[START OF Data]

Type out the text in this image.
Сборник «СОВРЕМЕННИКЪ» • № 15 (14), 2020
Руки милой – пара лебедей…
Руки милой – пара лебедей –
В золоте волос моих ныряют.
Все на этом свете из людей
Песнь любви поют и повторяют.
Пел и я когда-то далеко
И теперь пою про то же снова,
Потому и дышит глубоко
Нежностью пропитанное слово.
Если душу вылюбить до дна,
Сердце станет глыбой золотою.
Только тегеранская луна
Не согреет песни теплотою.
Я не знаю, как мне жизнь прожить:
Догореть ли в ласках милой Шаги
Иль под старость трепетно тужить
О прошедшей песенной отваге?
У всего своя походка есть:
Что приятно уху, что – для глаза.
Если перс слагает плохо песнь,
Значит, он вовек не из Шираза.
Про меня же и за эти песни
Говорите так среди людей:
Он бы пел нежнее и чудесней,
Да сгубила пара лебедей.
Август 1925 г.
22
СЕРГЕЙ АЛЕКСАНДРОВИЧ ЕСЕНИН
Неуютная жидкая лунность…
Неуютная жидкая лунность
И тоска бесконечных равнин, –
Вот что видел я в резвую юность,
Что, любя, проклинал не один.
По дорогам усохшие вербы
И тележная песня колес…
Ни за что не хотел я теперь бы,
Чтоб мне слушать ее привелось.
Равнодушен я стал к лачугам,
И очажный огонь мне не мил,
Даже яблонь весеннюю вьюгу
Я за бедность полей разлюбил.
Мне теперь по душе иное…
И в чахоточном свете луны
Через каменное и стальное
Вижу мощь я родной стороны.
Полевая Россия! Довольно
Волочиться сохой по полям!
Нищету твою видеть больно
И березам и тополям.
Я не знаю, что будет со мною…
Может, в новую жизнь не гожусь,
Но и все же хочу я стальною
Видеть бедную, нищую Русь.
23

[END OF Data]

■ **Stated goal**:
All records above must be set down exactly, please.

■ **Full answer**:
Type out the text in this image.
Сборник «СОВРЕМЕННИКЪ» • № 15 (14), 2020
Руки милой – пара лебедей…
Руки милой – пара лебедей –
В золоте волос моих ныряют.
Все на этом свете из людей
Песнь любви поют и повторяют.
Пел и я когда-то далеко
И теперь пою про то же снова,
Потому и дышит глубоко
Нежностью пропитанное слово.
Если душу вылюбить до дна,
Сердце станет глыбой золотою.
Только тегеранская луна
Не согреет песни теплотою.
Я не знаю, как мне жизнь прожить:
Догореть ли в ласках милой Шаги
Иль под старость трепетно тужить
О прошедшей песенной отваге?
У всего своя походка есть:
Что приятно уху, что – для глаза.
Если перс слагает плохо песнь,
Значит, он вовек не из Шираза.
Про меня же и за эти песни
Говорите так среди людей:
Он бы пел нежнее и чудесней,
Да сгубила пара лебедей.
Август 1925 г.
22
СЕРГЕЙ АЛЕКСАНДРОВИЧ ЕСЕНИН
Неуютная жидкая лунность…
Неуютная жидкая лунность
И тоска бесконечных равнин, –
Вот что видел я в резвую юность,
Что, любя, проклинал не один.
По дорогам усохшие вербы
И тележная песня колес…
Ни за что не хотел я теперь бы,
Чтоб мне слушать ее привелось.
Равнодушен я стал к лачугам,
И очажный огонь мне не мил,
Даже яблонь весеннюю вьюгу
Я за бедность полей разлюбил.
Мне теперь по душе иное…
И в чахоточном свете луны
Через каменное и стальное
Вижу мощь я родной стороны.
Полевая Россия! Довольно
Волочиться сохой по полям!
Нищету твою видеть больно
И березам и тополям.
Я не знаю, что будет со мною…
Может, в новую жизнь не гожусь,
Но и все же хочу я стальною
Видеть бедную, нищую Русь.
23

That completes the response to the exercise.